Locate the word "property" in the entries below, then gather every line that holds it.
* start *
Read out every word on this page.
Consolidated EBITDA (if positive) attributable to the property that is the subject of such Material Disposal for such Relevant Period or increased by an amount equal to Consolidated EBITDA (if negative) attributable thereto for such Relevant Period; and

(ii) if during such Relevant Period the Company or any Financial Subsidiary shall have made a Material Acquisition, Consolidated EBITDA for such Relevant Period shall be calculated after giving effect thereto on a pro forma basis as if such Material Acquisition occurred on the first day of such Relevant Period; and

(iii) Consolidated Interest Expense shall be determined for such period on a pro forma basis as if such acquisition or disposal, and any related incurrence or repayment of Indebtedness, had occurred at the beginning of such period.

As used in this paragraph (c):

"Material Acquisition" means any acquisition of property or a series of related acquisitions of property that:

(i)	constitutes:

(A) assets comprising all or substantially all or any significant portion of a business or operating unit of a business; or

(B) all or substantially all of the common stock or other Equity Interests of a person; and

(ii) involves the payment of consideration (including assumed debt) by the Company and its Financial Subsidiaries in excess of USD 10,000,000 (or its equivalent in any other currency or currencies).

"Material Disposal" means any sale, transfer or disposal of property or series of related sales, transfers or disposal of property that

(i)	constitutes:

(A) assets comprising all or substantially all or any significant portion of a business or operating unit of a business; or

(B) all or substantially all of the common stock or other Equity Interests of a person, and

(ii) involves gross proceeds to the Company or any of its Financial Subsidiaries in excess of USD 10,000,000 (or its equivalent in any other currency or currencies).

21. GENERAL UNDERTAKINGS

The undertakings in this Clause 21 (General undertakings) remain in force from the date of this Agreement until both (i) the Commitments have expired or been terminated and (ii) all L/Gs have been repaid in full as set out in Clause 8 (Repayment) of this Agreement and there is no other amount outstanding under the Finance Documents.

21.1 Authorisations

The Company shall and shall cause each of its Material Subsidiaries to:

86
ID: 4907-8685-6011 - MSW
* end *
Solution to this task
Consolidated EBITDA (if positive) attributable to the property that is the subject of such Material Disposal for such Relevant Period or increased by an amount equal to Consolidated EBITDA (if negative) attributable thereto for such Relevant Period; and
"Material Acquisition" means any acquisition of property or a series of related acquisitions of property that:
"Material Disposal" means any sale, transfer or disposal of property or series of related sales, transfers or disposal of property that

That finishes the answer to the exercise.